● Work instructions
Using the listing below, copy every line that mentions "Orlando".

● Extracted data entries
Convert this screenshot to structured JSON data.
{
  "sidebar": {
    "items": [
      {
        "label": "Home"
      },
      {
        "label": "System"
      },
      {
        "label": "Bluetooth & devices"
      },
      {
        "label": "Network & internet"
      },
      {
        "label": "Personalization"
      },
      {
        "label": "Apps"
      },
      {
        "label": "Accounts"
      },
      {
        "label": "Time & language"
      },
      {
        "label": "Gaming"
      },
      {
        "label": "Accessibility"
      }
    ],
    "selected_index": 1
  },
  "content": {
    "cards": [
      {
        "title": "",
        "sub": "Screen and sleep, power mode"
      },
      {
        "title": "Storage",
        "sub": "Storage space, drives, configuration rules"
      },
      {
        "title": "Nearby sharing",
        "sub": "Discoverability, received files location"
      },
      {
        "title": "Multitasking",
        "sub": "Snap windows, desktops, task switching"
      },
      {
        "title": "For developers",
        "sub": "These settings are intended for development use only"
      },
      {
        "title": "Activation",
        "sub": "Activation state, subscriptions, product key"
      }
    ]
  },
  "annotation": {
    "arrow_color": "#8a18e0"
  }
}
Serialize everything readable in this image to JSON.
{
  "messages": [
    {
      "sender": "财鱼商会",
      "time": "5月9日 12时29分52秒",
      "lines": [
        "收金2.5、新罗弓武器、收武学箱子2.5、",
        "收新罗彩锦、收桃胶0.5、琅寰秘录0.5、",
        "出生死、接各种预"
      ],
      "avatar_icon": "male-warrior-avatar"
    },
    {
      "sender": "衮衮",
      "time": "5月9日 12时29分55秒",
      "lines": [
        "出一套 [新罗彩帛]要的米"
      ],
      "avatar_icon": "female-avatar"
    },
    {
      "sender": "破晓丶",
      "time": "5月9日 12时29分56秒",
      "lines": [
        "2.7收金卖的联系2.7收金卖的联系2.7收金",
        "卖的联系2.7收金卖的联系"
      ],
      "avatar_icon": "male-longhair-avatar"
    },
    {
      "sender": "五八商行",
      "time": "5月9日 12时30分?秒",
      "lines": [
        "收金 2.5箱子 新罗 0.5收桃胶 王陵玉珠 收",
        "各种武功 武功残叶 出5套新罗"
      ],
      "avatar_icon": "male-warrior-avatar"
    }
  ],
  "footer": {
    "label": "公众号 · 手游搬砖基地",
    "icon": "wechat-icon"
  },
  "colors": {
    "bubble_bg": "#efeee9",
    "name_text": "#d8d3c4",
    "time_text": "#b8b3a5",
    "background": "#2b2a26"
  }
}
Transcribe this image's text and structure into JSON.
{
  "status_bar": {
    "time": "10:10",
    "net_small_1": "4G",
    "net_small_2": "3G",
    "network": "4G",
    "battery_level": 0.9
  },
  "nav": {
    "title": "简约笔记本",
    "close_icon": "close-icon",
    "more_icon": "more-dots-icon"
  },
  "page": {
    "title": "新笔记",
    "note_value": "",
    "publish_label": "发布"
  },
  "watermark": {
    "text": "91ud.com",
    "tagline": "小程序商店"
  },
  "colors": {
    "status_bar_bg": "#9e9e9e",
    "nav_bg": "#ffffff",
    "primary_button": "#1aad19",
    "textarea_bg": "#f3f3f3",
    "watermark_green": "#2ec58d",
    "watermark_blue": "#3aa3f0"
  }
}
---
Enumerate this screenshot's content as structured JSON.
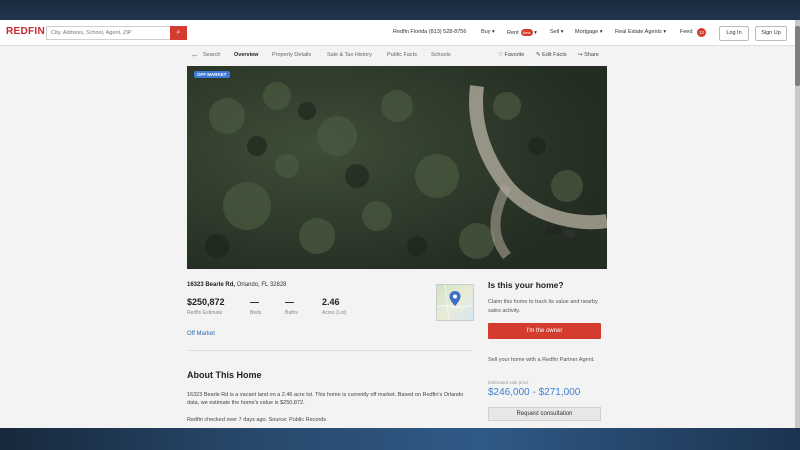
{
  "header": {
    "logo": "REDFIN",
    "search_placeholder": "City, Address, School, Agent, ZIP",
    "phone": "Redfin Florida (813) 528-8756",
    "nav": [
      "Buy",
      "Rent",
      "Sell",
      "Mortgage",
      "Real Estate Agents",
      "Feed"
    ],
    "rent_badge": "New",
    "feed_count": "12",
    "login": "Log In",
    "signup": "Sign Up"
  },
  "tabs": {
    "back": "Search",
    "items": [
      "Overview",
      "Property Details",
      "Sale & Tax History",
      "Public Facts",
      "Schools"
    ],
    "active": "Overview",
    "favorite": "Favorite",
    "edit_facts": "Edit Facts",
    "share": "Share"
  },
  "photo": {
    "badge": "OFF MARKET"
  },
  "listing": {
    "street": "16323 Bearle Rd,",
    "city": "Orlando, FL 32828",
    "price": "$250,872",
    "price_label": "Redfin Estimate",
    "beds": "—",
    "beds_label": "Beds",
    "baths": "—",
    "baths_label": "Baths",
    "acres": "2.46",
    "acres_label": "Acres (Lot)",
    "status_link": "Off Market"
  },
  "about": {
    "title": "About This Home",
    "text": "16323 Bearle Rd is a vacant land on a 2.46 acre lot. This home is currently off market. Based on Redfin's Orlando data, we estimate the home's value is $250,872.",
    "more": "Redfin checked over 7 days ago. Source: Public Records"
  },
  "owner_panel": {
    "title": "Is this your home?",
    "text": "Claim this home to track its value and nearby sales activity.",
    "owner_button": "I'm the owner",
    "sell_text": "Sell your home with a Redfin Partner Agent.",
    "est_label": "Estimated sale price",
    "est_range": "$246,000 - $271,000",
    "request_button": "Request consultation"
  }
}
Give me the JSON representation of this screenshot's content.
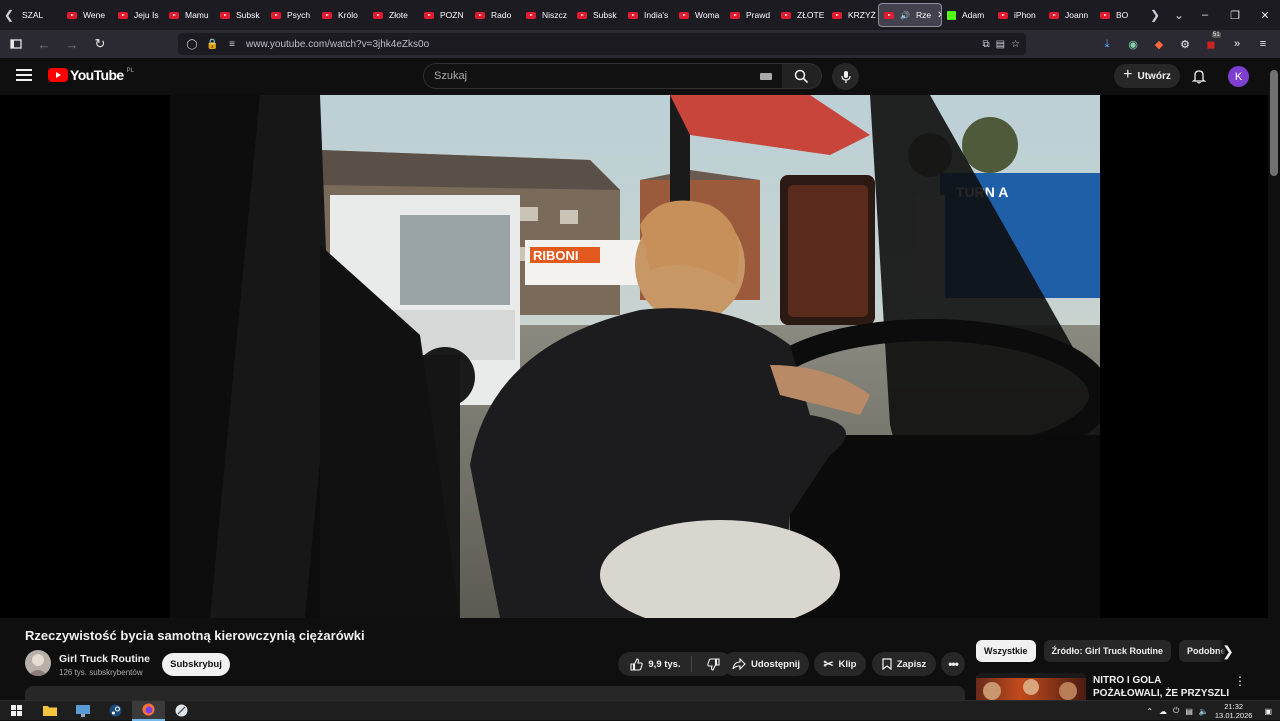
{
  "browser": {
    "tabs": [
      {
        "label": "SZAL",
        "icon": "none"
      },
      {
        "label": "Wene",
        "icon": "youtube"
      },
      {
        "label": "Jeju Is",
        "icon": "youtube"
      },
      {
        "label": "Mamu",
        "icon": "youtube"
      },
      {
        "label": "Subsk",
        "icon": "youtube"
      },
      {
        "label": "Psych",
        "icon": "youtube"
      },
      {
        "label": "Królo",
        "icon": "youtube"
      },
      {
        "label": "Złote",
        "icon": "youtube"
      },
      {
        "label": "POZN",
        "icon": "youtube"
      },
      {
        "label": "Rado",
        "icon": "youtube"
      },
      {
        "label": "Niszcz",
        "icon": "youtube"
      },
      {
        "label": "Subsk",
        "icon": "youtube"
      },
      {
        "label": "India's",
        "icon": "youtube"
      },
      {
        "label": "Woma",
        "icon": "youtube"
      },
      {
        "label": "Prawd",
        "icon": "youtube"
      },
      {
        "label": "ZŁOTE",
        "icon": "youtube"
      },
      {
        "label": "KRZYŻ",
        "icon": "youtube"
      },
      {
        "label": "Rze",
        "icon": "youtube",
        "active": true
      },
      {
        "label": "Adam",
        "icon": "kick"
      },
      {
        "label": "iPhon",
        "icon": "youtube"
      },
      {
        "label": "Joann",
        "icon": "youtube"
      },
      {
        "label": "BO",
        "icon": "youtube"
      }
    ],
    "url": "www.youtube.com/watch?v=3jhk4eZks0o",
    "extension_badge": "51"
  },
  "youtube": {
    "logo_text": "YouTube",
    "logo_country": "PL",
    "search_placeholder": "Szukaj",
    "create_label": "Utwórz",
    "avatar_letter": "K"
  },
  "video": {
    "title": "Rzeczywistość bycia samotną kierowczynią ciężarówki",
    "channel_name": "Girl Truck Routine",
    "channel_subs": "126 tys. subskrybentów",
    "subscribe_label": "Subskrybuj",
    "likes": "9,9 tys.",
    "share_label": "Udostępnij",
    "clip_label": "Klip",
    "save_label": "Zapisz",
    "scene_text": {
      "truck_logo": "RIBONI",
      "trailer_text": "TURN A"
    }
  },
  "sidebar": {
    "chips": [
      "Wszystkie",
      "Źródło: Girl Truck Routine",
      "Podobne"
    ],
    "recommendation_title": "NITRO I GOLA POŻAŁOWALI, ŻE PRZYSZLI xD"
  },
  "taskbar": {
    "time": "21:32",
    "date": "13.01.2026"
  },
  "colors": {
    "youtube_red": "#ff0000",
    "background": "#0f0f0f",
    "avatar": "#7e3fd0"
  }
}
---
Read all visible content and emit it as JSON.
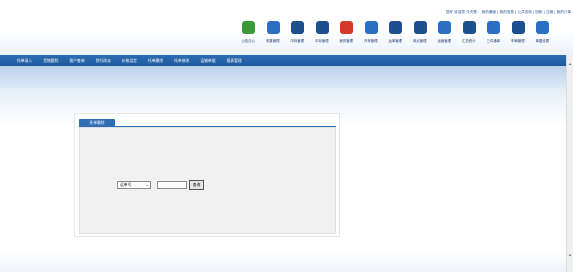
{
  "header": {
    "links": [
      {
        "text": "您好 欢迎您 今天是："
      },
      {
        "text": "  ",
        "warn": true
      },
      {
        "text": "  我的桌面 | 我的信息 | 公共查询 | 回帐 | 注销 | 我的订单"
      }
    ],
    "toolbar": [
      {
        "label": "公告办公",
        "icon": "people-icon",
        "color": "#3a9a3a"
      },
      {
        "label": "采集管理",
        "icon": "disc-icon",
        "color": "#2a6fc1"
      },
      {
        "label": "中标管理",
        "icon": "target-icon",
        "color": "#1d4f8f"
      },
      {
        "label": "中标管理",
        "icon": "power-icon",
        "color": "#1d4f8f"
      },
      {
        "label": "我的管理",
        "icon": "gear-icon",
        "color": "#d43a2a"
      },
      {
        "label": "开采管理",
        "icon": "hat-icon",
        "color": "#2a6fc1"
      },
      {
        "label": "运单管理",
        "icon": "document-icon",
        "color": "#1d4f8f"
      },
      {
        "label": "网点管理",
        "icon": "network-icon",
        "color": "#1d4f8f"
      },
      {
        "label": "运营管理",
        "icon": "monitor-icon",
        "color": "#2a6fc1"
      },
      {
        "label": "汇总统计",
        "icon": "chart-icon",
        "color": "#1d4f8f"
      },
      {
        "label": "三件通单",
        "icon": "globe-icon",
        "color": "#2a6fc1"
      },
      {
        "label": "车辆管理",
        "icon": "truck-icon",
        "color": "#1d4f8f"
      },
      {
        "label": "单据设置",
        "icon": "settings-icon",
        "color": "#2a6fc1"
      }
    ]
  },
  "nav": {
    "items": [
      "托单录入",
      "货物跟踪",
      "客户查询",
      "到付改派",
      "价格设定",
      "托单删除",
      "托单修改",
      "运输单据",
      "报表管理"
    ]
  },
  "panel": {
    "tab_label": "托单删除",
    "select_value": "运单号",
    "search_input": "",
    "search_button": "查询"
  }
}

● Reply
    "city": "Orlando, FL 32828",
    "text": "16323 Bearle Rd is a vacant land on a 2.46 acre lot. This home is currently off market. Based on Redfin's Orlando data, we estimate the home's value is $250,872.",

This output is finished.